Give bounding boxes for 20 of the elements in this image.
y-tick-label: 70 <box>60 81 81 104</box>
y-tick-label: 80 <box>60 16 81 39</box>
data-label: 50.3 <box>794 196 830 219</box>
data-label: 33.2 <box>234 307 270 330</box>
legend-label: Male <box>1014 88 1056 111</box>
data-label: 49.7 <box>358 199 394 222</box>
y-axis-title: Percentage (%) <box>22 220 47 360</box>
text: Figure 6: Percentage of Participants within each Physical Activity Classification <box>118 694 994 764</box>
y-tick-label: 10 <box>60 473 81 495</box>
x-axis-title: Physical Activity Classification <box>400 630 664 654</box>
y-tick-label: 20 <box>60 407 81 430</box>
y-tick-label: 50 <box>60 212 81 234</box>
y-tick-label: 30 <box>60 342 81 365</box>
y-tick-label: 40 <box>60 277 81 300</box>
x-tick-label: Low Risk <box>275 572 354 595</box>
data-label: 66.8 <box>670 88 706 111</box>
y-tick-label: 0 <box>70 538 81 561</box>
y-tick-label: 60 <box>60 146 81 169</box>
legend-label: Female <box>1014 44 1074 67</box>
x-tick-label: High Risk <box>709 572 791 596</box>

__Directions for this task__.
Copy the records above without a single change.

__Response below__.
Give bounding boxes for 20 of the elements in this image.
y-tick-label: 70 <box>60 81 81 104</box>
y-tick-label: 80 <box>60 16 81 39</box>
data-label: 50.3 <box>794 196 830 219</box>
data-label: 33.2 <box>234 307 270 330</box>
legend-label: Male <box>1014 88 1056 111</box>
data-label: 49.7 <box>358 199 394 222</box>
y-axis-title: Percentage (%) <box>22 220 47 360</box>
text: Figure 6: Percentage of Participants within each Physical Activity Classification <box>118 694 994 764</box>
y-tick-label: 10 <box>60 473 81 495</box>
x-axis-title: Physical Activity Classification <box>400 630 664 654</box>
y-tick-label: 20 <box>60 407 81 430</box>
y-tick-label: 50 <box>60 212 81 234</box>
y-tick-label: 30 <box>60 342 81 365</box>
y-tick-label: 40 <box>60 277 81 300</box>
x-tick-label: Low Risk <box>275 572 354 595</box>
data-label: 66.8 <box>670 88 706 111</box>
y-tick-label: 0 <box>70 538 81 561</box>
y-tick-label: 60 <box>60 146 81 169</box>
legend-label: Female <box>1014 44 1074 67</box>
x-tick-label: High Risk <box>709 572 791 596</box>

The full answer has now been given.